## Materials provided
* * * *

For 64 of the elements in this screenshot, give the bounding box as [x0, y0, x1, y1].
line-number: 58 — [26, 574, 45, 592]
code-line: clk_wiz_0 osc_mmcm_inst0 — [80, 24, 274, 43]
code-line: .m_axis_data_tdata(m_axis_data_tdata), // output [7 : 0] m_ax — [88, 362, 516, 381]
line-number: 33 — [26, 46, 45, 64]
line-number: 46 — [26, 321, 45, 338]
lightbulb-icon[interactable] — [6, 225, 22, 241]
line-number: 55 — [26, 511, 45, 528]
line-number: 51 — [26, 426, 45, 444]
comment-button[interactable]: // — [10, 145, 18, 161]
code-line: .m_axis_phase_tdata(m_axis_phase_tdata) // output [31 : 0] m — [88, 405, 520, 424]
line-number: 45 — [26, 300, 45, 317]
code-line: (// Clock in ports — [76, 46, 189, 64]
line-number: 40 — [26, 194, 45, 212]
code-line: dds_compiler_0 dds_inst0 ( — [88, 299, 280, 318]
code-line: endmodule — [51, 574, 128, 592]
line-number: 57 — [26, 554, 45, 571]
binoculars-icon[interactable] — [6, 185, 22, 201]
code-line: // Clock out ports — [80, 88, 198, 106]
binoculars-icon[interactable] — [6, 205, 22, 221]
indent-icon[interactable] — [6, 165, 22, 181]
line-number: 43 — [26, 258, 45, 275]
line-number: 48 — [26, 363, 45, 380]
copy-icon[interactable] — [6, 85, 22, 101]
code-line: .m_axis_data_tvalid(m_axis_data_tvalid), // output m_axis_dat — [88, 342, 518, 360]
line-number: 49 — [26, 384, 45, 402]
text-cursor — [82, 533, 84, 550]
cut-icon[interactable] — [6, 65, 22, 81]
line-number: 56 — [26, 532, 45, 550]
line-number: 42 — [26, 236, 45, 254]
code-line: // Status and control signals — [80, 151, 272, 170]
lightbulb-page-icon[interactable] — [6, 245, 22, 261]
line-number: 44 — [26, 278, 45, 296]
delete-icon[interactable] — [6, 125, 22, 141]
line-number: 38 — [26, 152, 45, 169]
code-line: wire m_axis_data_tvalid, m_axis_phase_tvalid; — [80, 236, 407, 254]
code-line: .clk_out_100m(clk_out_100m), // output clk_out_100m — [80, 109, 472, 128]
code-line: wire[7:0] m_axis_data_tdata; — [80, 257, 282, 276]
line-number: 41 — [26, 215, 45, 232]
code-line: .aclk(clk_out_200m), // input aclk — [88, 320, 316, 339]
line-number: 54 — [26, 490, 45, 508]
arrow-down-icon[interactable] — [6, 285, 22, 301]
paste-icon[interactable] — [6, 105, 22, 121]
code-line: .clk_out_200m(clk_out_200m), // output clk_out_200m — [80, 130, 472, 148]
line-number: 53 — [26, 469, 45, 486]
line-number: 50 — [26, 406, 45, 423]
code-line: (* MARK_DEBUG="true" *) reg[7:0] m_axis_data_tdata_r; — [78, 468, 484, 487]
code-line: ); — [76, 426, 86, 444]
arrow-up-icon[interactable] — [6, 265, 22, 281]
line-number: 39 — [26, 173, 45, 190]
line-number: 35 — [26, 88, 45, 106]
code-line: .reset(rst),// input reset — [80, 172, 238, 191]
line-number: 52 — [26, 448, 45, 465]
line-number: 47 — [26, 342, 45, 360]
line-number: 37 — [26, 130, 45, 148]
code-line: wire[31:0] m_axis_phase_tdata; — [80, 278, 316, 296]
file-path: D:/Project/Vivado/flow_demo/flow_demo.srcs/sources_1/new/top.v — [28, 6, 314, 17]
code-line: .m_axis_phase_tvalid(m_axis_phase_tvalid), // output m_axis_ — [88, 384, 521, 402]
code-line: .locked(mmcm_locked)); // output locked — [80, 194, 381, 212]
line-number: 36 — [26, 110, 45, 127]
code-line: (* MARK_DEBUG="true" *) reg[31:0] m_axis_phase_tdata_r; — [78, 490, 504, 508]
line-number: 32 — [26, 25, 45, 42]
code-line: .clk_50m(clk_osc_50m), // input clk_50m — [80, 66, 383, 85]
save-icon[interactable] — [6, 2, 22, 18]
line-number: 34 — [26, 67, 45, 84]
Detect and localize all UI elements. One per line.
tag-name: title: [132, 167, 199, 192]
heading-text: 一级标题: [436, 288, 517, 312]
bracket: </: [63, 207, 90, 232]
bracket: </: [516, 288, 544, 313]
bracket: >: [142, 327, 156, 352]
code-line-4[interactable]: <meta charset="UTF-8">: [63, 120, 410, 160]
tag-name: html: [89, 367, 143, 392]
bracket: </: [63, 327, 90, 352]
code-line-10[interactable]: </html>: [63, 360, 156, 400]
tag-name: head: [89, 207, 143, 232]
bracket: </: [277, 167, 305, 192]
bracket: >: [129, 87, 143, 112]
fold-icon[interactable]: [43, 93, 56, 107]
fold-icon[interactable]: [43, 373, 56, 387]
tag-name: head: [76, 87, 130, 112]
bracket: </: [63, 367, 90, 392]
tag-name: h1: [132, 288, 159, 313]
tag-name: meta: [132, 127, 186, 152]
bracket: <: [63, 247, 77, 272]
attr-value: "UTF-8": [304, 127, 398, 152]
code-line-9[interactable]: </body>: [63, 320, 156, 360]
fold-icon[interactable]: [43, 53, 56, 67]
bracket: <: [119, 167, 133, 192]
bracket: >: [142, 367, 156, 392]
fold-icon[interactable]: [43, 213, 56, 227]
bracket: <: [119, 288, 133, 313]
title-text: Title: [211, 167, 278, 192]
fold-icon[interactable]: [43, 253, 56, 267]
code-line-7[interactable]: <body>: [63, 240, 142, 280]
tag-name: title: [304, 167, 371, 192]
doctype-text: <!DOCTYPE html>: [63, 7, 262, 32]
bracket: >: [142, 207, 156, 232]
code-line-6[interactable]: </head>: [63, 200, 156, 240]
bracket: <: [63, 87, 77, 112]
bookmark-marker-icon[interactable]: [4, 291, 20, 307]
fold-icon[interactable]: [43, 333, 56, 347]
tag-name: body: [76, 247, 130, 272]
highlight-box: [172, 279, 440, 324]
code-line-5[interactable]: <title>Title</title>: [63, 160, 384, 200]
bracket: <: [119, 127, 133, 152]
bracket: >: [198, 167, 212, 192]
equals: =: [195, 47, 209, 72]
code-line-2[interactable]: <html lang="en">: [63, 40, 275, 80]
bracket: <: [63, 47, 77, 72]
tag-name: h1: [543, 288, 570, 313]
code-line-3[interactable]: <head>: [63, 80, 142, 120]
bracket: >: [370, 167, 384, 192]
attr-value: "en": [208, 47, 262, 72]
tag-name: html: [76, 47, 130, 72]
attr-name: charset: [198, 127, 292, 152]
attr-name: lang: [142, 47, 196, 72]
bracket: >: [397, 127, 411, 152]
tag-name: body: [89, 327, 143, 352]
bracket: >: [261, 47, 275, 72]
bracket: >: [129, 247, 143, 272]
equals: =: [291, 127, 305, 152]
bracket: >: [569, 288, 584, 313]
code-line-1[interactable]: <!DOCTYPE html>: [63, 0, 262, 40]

* * * *

## Given task
Turn every line of the records above into a Markdown table with two columns, "Row" for a running number and "Line" for the line itself. Leave out blank lines.

## Solution to this task
| Row | Line |
|---|---|
| 1 | For 64 of the elements in this screenshot, give the bounding box as [x0, y0, x1, y1]. |
| 2 | line-number: 58 — [26, 574, 45, 592] |
| 3 | code-line: clk_wiz_0 osc_mmcm_inst0 — [80, 24, 274, 43] |
| 4 | code-line: .m_axis_data_tdata(m_axis_data_tdata), // output [7 : 0] m_ax — [88, 362, 516, 381] |
| 5 | line-number: 33 — [26, 46, 45, 64] |
| 6 | line-number: 46 — [26, 321, 45, 338] |
| 7 | lightbulb-icon[interactable] — [6, 225, 22, 241] |
| 8 | line-number: 55 — [26, 511, 45, 528] |
| 9 | line-number: 51 — [26, 426, 45, 444] |
| 10 | comment-button[interactable]: // — [10, 145, 18, 161] |
| 11 | code-line: .m_axis_phase_tdata(m_axis_phase_tdata) // output [31 : 0] m — [88, 405, 520, 424] |
| 12 | line-number: 45 — [26, 300, 45, 317] |
| 13 | code-line: (// Clock in ports — [76, 46, 189, 64] |
| 14 | line-number: 40 — [26, 194, 45, 212] |
| 15 | code-line: dds_compiler_0 dds_inst0 ( — [88, 299, 280, 318] |
| 16 | code-line: endmodule — [51, 574, 128, 592] |
| 17 | line-number: 57 — [26, 554, 45, 571] |
| 18 | binoculars-icon[interactable] — [6, 185, 22, 201] |
| 19 | code-line: // Clock out ports — [80, 88, 198, 106] |
| 20 | binoculars-icon[interactable] — [6, 205, 22, 221] |
| 21 | indent-icon[interactable] — [6, 165, 22, 181] |
| 22 | line-number: 43 — [26, 258, 45, 275] |
| 23 | line-number: 48 — [26, 363, 45, 380] |
| 24 | copy-icon[interactable] — [6, 85, 22, 101] |
| 25 | code-line: .m_axis_data_tvalid(m_axis_data_tvalid), // output m_axis_dat — [88, 342, 518, 360] |
| 26 | line-number: 49 — [26, 384, 45, 402] |
| 27 | text-cursor — [82, 533, 84, 550] |
| 28 | cut-icon[interactable] — [6, 65, 22, 81] |
| 29 | line-number: 56 — [26, 532, 45, 550] |
| 30 | line-number: 42 — [26, 236, 45, 254] |
| 31 | code-line: // Status and control signals — [80, 151, 272, 170] |
| 32 | lightbulb-page-icon[interactable] — [6, 245, 22, 261] |
| 33 | line-number: 44 — [26, 278, 45, 296] |
| 34 | delete-icon[interactable] — [6, 125, 22, 141] |
| 35 | line-number: 38 — [26, 152, 45, 169] |
| 36 | code-line: wire m_axis_data_tvalid, m_axis_phase_tvalid; — [80, 236, 407, 254] |
| 37 | code-line: .clk_out_100m(clk_out_100m), // output clk_out_100m — [80, 109, 472, 128] |
| 38 | code-line: wire[7:0] m_axis_data_tdata; — [80, 257, 282, 276] |
| 39 | line-number: 41 — [26, 215, 45, 232] |
| 40 | code-line: .aclk(clk_out_200m), // input aclk — [88, 320, 316, 339] |
| 41 | line-number: 54 — [26, 490, 45, 508] |
| 42 | arrow-down-icon[interactable] — [6, 285, 22, 301] |
| 43 | paste-icon[interactable] — [6, 105, 22, 121] |
| 44 | code-line: .clk_out_200m(clk_out_200m), // output clk_out_200m — [80, 130, 472, 148] |
| 45 | line-number: 53 — [26, 469, 45, 486] |
| 46 | line-number: 50 — [26, 406, 45, 423] |
| 47 | code-line: (* MARK_DEBUG="true" *) reg[7:0] m_axis_data_tdata_r; — [78, 468, 484, 487] |
| 48 | code-line: ); — [76, 426, 86, 444] |
| 49 | arrow-up-icon[interactable] — [6, 265, 22, 281] |
| 50 | line-number: 39 — [26, 173, 45, 190] |
| 51 | line-number: 35 — [26, 88, 45, 106] |
| 52 | code-line: .reset(rst),// input reset — [80, 172, 238, 191] |
| 53 | line-number: 52 — [26, 448, 45, 465] |
| 54 | line-number: 47 — [26, 342, 45, 360] |
| 55 | line-number: 37 — [26, 130, 45, 148] |
| 56 | code-line: wire[31:0] m_axis_phase_tdata; — [80, 278, 316, 296] |
| 57 | file-path: D:/Project/Vivado/flow_demo/flow_demo.srcs/sources_1/new/top.v — [28, 6, 314, 17] |
| 58 | code-line: .m_axis_phase_tvalid(m_axis_phase_tvalid), // output m_axis_ — [88, 384, 521, 402] |
| 59 | code-line: .locked(mmcm_locked)); // output locked — [80, 194, 381, 212] |
| 60 | line-number: 36 — [26, 110, 45, 127] |
| 61 | code-line: (* MARK_DEBUG="true" *) reg[31:0] m_axis_phase_tdata_r; — [78, 490, 504, 508] |
| 62 | line-number: 32 — [26, 25, 45, 42] |
| 63 | code-line: .clk_50m(clk_osc_50m), // input clk_50m — [80, 66, 383, 85] |
| 64 | save-icon[interactable] — [6, 2, 22, 18] |
| 65 | line-number: 34 — [26, 67, 45, 84] |
| 66 | Detect and localize all UI elements. One per line. |
| 67 | tag-name: title: [132, 167, 199, 192] |
| 68 | heading-text: 一级标题: [436, 288, 517, 312] |
| 69 | bracket: </: [63, 207, 90, 232] |
| 70 | bracket: </: [516, 288, 544, 313] |
| 71 | bracket: >: [142, 327, 156, 352] |
| 72 | code-line-4[interactable]: <meta charset="UTF-8">: [63, 120, 410, 160] |
| 73 | tag-name: html: [89, 367, 143, 392] |
| 74 | bracket: </: [63, 327, 90, 352] |
| 75 | code-line-10[interactable]: </html>: [63, 360, 156, 400] |
| 76 | tag-name: head: [89, 207, 143, 232] |
| 77 | bracket: </: [277, 167, 305, 192] |
| 78 | bracket: >: [129, 87, 143, 112] |
| 79 | fold-icon[interactable]: [43, 93, 56, 107] |
| 80 | fold-icon[interactable]: [43, 373, 56, 387] |
| 81 | tag-name: head: [76, 87, 130, 112] |
| 82 | bracket: </: [63, 367, 90, 392] |
| 83 | tag-name: h1: [132, 288, 159, 313] |
| 84 | tag-name: meta: [132, 127, 186, 152] |
| 85 | bracket: <: [63, 247, 77, 272] |
| 86 | attr-value: "UTF-8": [304, 127, 398, 152] |
| 87 | code-line-9[interactable]: </body>: [63, 320, 156, 360] |
| 88 | fold-icon[interactable]: [43, 53, 56, 67] |
| 89 | bracket: <: [119, 167, 133, 192] |
| 90 | bracket: >: [142, 367, 156, 392] |
| 91 | fold-icon[interactable]: [43, 213, 56, 227] |
| 92 | bracket: <: [119, 288, 133, 313] |
| 93 | title-text: Title: [211, 167, 278, 192] |
| 94 | fold-icon[interactable]: [43, 253, 56, 267] |
| 95 | code-line-7[interactable]: <body>: [63, 240, 142, 280] |
| 96 | tag-name: title: [304, 167, 371, 192] |
| 97 | doctype-text: <!DOCTYPE html>: [63, 7, 262, 32] |
| 98 | bracket: >: [142, 207, 156, 232] |
| 99 | code-line-6[interactable]: </head>: [63, 200, 156, 240] |
| 100 | bracket: <: [63, 87, 77, 112] |
| 101 | bookmark-marker-icon[interactable]: [4, 291, 20, 307] |
| 102 | fold-icon[interactable]: [43, 333, 56, 347] |
| 103 | tag-name: body: [76, 247, 130, 272] |
| 104 | highlight-box: [172, 279, 440, 324] |
| 105 | code-line-5[interactable]: <title>Title</title>: [63, 160, 384, 200] |
| 106 | bracket: <: [119, 127, 133, 152] |
| 107 | bracket: >: [198, 167, 212, 192] |
| 108 | equals: =: [195, 47, 209, 72] |
| 109 | code-line-2[interactable]: <html lang="en">: [63, 40, 275, 80] |
| 110 | bracket: <: [63, 47, 77, 72] |
| 111 | tag-name: h1: [543, 288, 570, 313] |
| 112 | code-line-3[interactable]: <head>: [63, 80, 142, 120] |
| 113 | bracket: >: [370, 167, 384, 192] |
| 114 | attr-value: "en": [208, 47, 262, 72] |
| 115 | tag-name: html: [76, 47, 130, 72] |
| 116 | attr-name: charset: [198, 127, 292, 152] |
| 117 | attr-name: lang: [142, 47, 196, 72] |
| 118 | bracket: >: [397, 127, 411, 152] |
| 119 | tag-name: body: [89, 327, 143, 352] |
| 120 | bracket: >: [261, 47, 275, 72] |
| 121 | bracket: >: [129, 247, 143, 272] |
| 122 | equals: =: [291, 127, 305, 152] |
| 123 | bracket: >: [569, 288, 584, 313] |
| 124 | code-line-1[interactable]: <!DOCTYPE html>: [63, 0, 262, 40] |